Dataset extract -
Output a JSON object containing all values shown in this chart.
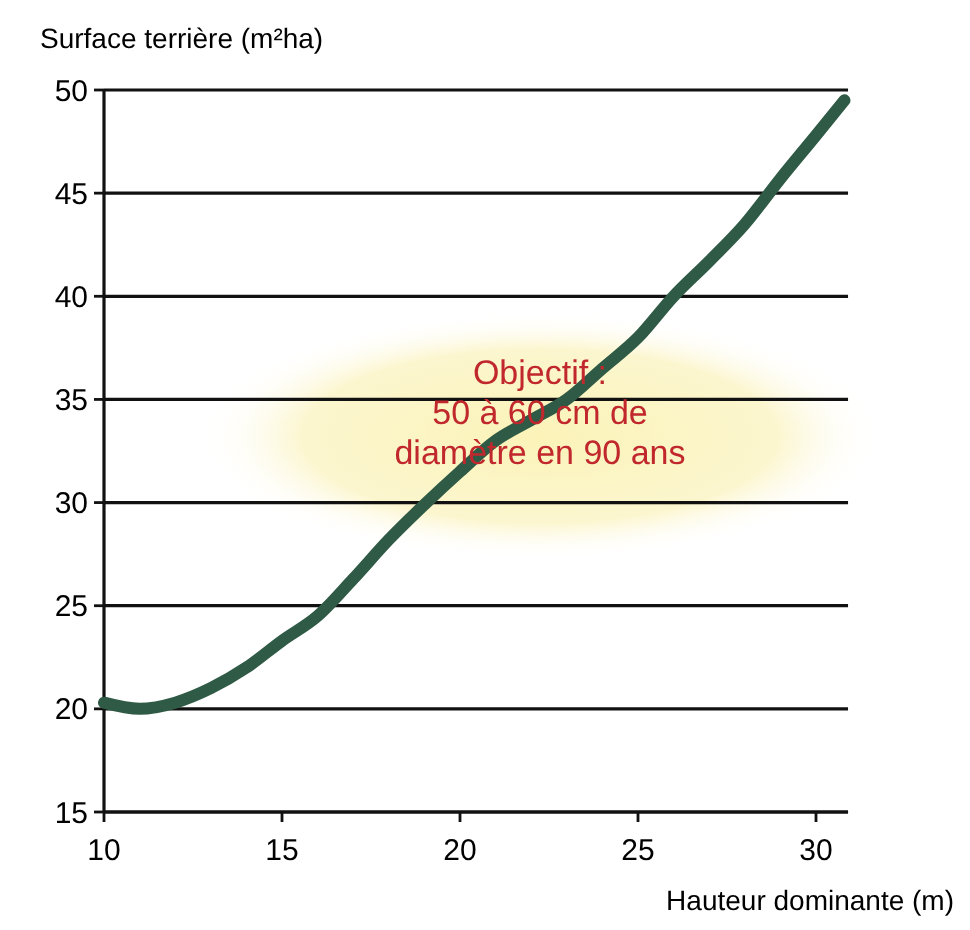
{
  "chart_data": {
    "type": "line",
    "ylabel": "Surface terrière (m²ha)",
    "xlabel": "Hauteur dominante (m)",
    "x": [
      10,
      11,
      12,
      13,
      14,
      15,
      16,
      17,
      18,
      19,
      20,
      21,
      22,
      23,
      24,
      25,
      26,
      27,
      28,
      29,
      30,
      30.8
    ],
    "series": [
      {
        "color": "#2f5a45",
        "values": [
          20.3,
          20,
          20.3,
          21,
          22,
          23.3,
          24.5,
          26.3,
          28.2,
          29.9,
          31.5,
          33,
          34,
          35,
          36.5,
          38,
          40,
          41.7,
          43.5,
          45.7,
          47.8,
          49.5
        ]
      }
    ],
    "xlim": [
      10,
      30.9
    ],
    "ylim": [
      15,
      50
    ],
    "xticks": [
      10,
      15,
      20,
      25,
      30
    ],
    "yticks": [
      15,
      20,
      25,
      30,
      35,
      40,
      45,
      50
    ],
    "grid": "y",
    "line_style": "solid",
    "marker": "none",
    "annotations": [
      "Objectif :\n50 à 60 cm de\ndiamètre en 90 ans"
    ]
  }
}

Set task - Print each entry shown above with exact wording and no pictures.

Output below -
Output a JSON object containing all values shown in this chart.
{
  "chart_data": {
    "type": "line",
    "ylabel": "Surface terrière (m²ha)",
    "xlabel": "Hauteur dominante (m)",
    "x": [
      10,
      11,
      12,
      13,
      14,
      15,
      16,
      17,
      18,
      19,
      20,
      21,
      22,
      23,
      24,
      25,
      26,
      27,
      28,
      29,
      30,
      30.8
    ],
    "series": [
      {
        "color": "#2f5a45",
        "values": [
          20.3,
          20,
          20.3,
          21,
          22,
          23.3,
          24.5,
          26.3,
          28.2,
          29.9,
          31.5,
          33,
          34,
          35,
          36.5,
          38,
          40,
          41.7,
          43.5,
          45.7,
          47.8,
          49.5
        ]
      }
    ],
    "xlim": [
      10,
      30.9
    ],
    "ylim": [
      15,
      50
    ],
    "xticks": [
      10,
      15,
      20,
      25,
      30
    ],
    "yticks": [
      15,
      20,
      25,
      30,
      35,
      40,
      45,
      50
    ],
    "grid": "y",
    "line_style": "solid",
    "marker": "none",
    "annotations": [
      "Objectif :\n50 à 60 cm de\ndiamètre en 90 ans"
    ]
  }
}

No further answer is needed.